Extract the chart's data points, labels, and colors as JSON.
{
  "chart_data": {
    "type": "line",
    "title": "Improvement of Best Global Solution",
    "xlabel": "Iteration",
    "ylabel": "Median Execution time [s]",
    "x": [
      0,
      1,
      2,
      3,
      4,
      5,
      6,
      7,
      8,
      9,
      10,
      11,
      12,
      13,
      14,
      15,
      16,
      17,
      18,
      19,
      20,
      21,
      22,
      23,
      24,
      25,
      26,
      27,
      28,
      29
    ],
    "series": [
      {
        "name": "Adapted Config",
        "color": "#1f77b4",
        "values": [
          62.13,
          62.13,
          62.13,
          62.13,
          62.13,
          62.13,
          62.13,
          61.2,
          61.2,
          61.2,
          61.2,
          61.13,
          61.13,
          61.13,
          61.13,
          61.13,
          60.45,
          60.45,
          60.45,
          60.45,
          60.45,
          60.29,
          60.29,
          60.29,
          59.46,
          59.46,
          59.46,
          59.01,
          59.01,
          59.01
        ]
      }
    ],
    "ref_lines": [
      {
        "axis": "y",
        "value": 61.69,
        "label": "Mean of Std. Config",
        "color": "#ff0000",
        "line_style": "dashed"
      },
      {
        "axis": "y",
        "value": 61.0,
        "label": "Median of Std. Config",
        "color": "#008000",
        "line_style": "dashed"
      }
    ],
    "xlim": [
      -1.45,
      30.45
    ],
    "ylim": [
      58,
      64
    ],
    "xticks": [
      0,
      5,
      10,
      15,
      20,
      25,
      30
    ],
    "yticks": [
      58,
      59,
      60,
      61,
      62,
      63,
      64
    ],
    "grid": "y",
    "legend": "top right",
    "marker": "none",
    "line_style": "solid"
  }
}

────────────────────

▸ Directions for this task
Write the listing out again, exactly as it reads.

▸ Right answer
Extract the chart's data points, labels, and colors as JSON.
{
  "chart_data": {
    "type": "line",
    "title": "Improvement of Best Global Solution",
    "xlabel": "Iteration",
    "ylabel": "Median Execution time [s]",
    "x": [
      0,
      1,
      2,
      3,
      4,
      5,
      6,
      7,
      8,
      9,
      10,
      11,
      12,
      13,
      14,
      15,
      16,
      17,
      18,
      19,
      20,
      21,
      22,
      23,
      24,
      25,
      26,
      27,
      28,
      29
    ],
    "series": [
      {
        "name": "Adapted Config",
        "color": "#1f77b4",
        "values": [
          62.13,
          62.13,
          62.13,
          62.13,
          62.13,
          62.13,
          62.13,
          61.2,
          61.2,
          61.2,
          61.2,
          61.13,
          61.13,
          61.13,
          61.13,
          61.13,
          60.45,
          60.45,
          60.45,
          60.45,
          60.45,
          60.29,
          60.29,
          60.29,
          59.46,
          59.46,
          59.46,
          59.01,
          59.01,
          59.01
        ]
      }
    ],
    "ref_lines": [
      {
        "axis": "y",
        "value": 61.69,
        "label": "Mean of Std. Config",
        "color": "#ff0000",
        "line_style": "dashed"
      },
      {
        "axis": "y",
        "value": 61.0,
        "label": "Median of Std. Config",
        "color": "#008000",
        "line_style": "dashed"
      }
    ],
    "xlim": [
      -1.45,
      30.45
    ],
    "ylim": [
      58,
      64
    ],
    "xticks": [
      0,
      5,
      10,
      15,
      20,
      25,
      30
    ],
    "yticks": [
      58,
      59,
      60,
      61,
      62,
      63,
      64
    ],
    "grid": "y",
    "legend": "top right",
    "marker": "none",
    "line_style": "solid"
  }
}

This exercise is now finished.